**Given task:**
Return all lines that include the string "Royal".

Stored data
• • • • •
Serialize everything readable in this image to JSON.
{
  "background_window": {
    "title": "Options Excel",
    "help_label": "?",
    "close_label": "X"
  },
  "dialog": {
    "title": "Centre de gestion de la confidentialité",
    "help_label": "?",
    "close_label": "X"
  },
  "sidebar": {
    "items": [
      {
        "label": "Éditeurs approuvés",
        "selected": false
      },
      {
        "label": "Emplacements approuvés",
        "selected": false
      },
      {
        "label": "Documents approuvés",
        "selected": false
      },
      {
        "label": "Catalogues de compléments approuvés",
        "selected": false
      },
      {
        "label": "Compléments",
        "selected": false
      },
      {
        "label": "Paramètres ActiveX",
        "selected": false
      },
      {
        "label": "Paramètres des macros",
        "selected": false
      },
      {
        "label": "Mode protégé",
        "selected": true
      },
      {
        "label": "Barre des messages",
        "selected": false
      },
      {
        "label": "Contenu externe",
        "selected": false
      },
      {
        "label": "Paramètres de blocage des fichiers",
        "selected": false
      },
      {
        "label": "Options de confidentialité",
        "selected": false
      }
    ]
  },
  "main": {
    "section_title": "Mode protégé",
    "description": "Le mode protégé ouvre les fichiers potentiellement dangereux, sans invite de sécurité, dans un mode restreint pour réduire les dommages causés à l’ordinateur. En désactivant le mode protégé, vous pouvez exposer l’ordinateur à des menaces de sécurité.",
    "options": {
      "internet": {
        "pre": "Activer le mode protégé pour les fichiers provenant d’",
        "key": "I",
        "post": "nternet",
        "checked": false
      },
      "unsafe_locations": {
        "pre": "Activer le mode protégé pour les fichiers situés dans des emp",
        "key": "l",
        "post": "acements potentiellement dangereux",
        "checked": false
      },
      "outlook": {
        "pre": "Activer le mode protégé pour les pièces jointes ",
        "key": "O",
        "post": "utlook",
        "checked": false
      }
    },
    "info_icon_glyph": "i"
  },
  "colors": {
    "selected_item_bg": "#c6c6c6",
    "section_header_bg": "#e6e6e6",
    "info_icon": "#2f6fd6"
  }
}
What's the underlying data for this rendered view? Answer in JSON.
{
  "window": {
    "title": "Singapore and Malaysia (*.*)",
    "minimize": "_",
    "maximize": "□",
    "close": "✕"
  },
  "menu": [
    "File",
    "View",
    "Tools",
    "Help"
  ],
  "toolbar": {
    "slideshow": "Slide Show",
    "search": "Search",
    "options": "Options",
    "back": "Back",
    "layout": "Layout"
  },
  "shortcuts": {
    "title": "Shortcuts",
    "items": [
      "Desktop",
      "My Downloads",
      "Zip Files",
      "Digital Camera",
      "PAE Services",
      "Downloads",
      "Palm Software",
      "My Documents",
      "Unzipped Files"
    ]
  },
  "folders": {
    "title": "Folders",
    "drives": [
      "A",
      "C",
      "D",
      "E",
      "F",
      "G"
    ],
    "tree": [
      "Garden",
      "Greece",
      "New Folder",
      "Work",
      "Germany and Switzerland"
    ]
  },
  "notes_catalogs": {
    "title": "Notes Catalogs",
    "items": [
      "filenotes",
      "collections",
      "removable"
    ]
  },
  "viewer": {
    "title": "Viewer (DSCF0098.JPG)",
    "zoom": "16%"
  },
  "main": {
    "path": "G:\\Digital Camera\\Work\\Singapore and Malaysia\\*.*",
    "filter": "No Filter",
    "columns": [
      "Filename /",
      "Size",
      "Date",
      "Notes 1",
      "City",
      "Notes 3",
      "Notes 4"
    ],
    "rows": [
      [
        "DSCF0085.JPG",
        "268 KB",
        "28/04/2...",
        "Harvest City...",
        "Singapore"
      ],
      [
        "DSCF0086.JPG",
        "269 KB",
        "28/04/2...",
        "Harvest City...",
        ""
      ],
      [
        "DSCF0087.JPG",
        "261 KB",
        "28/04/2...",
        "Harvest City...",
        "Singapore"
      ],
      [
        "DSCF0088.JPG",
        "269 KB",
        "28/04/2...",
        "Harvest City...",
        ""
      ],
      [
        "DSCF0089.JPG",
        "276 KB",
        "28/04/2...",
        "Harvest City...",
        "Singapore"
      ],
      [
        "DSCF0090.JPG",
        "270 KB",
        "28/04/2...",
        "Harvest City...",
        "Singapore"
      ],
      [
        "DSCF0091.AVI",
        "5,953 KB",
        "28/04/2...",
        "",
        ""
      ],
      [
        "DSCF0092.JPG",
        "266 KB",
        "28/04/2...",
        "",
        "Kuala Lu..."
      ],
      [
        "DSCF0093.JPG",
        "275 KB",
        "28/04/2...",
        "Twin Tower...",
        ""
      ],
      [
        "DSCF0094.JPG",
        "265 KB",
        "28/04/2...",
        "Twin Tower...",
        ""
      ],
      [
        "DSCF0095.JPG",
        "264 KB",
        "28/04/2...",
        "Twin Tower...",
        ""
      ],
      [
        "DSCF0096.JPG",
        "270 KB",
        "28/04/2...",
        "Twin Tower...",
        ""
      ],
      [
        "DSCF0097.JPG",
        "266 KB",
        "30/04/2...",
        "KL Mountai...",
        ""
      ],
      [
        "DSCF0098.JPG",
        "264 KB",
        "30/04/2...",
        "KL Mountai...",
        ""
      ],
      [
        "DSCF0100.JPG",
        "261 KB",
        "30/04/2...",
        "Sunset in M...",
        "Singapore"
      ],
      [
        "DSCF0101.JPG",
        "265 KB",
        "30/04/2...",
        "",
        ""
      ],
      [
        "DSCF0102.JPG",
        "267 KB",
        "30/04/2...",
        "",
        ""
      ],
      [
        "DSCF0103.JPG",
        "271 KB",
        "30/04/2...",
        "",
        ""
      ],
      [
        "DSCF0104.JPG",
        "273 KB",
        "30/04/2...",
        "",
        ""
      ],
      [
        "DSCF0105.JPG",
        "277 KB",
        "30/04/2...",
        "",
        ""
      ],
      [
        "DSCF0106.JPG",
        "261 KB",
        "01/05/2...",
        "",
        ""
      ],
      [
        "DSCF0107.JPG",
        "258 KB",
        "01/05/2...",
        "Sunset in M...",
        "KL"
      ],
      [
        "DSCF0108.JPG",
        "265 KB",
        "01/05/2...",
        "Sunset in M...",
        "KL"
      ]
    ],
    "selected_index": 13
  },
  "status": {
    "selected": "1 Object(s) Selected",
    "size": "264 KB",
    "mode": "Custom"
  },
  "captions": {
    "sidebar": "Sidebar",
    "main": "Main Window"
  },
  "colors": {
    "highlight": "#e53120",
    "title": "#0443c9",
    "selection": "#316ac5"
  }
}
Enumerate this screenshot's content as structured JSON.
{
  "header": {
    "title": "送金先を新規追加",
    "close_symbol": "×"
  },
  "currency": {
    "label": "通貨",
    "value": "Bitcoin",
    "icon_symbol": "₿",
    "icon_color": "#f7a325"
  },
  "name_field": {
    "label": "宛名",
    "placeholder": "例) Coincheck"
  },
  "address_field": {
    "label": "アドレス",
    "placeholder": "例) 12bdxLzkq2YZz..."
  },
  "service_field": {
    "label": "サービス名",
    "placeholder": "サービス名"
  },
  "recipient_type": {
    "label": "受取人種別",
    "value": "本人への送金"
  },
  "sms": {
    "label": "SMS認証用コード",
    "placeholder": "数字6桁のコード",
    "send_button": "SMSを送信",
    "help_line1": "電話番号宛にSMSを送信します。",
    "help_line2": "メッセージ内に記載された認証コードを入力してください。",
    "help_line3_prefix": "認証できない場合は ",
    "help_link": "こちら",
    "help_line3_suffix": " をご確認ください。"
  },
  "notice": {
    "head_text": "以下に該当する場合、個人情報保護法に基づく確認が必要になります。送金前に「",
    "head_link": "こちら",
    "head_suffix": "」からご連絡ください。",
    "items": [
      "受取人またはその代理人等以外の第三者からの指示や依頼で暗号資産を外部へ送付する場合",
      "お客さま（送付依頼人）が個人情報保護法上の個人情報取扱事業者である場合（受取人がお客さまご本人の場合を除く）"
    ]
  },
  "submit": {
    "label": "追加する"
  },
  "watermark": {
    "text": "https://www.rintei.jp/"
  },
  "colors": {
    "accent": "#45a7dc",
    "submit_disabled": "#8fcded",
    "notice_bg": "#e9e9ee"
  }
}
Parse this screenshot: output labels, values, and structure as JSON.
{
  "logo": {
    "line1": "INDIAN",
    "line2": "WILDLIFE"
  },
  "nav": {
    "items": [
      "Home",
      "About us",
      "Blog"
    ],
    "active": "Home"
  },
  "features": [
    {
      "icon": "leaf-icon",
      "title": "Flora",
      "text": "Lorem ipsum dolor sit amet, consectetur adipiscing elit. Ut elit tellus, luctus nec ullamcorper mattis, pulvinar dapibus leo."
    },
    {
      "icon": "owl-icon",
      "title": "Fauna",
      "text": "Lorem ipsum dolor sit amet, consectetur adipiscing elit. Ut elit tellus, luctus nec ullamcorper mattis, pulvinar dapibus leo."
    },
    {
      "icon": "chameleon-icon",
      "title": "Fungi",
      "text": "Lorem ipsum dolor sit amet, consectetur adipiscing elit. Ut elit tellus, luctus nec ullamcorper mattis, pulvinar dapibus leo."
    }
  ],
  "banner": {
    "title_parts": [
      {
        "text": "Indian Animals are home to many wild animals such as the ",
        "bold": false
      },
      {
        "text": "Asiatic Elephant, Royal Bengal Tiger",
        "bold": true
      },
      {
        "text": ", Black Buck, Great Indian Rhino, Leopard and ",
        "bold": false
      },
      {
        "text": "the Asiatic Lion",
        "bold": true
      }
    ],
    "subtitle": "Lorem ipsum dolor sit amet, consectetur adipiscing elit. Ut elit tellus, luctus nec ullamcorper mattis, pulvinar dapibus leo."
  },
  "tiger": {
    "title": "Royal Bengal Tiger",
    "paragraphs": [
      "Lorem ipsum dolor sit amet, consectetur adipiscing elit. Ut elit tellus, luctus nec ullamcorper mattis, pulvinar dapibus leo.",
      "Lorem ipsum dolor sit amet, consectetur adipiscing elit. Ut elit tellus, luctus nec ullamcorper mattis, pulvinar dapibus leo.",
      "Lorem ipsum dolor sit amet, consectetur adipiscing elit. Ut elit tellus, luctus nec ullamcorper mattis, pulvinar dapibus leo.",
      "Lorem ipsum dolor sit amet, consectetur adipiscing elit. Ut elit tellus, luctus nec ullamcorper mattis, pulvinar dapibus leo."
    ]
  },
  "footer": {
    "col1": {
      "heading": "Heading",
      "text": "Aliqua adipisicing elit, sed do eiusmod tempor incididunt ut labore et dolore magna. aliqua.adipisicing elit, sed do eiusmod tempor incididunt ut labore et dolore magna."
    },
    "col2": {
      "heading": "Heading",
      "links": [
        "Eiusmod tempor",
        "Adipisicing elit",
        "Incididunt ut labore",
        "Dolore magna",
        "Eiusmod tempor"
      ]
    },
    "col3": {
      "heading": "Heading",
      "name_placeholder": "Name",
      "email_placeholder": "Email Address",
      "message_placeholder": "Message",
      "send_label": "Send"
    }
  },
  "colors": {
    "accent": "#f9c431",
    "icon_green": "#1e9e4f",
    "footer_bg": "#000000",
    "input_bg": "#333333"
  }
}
• • • • •
**Written response:**
        "text": "Asiatic Elephant, Royal Bengal Tiger",
    "title": "Royal Bengal Tiger",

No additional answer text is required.